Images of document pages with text
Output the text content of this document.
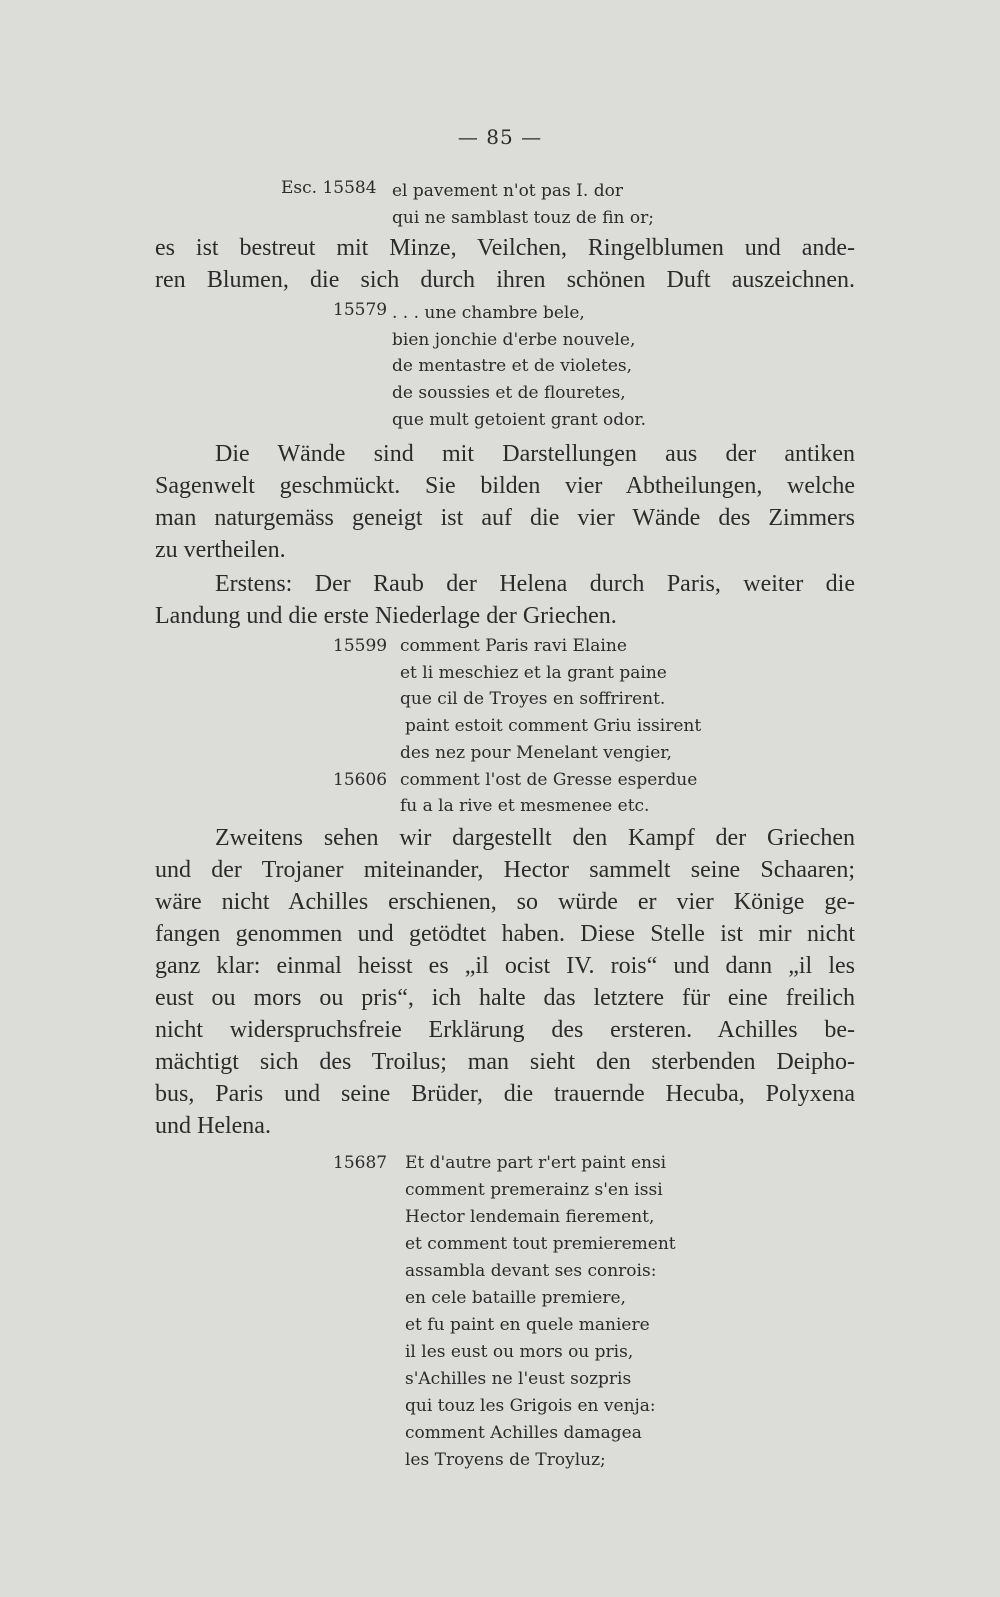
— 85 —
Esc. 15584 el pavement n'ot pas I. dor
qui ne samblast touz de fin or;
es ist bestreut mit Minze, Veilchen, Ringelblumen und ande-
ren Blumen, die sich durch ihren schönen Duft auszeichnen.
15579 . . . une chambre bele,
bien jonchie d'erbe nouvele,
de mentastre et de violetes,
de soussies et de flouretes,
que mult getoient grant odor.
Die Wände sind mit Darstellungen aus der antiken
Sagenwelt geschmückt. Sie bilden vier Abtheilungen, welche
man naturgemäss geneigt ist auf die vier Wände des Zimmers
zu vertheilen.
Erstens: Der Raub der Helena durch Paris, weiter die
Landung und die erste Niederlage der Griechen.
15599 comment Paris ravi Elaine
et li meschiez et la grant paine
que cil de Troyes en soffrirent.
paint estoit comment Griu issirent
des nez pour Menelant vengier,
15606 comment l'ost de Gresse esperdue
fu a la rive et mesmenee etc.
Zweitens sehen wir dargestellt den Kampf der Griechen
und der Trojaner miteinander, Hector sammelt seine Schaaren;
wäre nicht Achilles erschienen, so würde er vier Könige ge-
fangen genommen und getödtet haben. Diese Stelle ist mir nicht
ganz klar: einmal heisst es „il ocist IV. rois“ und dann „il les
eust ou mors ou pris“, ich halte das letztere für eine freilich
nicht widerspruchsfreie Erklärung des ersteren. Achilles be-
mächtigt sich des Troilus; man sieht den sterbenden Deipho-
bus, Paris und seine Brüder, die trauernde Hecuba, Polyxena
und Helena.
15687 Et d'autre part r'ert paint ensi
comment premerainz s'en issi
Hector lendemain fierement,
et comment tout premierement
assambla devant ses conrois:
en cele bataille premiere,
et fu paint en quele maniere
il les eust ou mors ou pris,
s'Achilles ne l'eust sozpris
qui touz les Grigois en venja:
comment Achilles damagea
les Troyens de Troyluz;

**WORK REQUIRED**
Lines holding the word "Griechen" in the entries above are the ones to pull out. Copy them all.

**YOUR SOLUTION**
Landung und die erste Niederlage der Griechen.
Zweitens sehen wir dargestellt den Kampf der Griechen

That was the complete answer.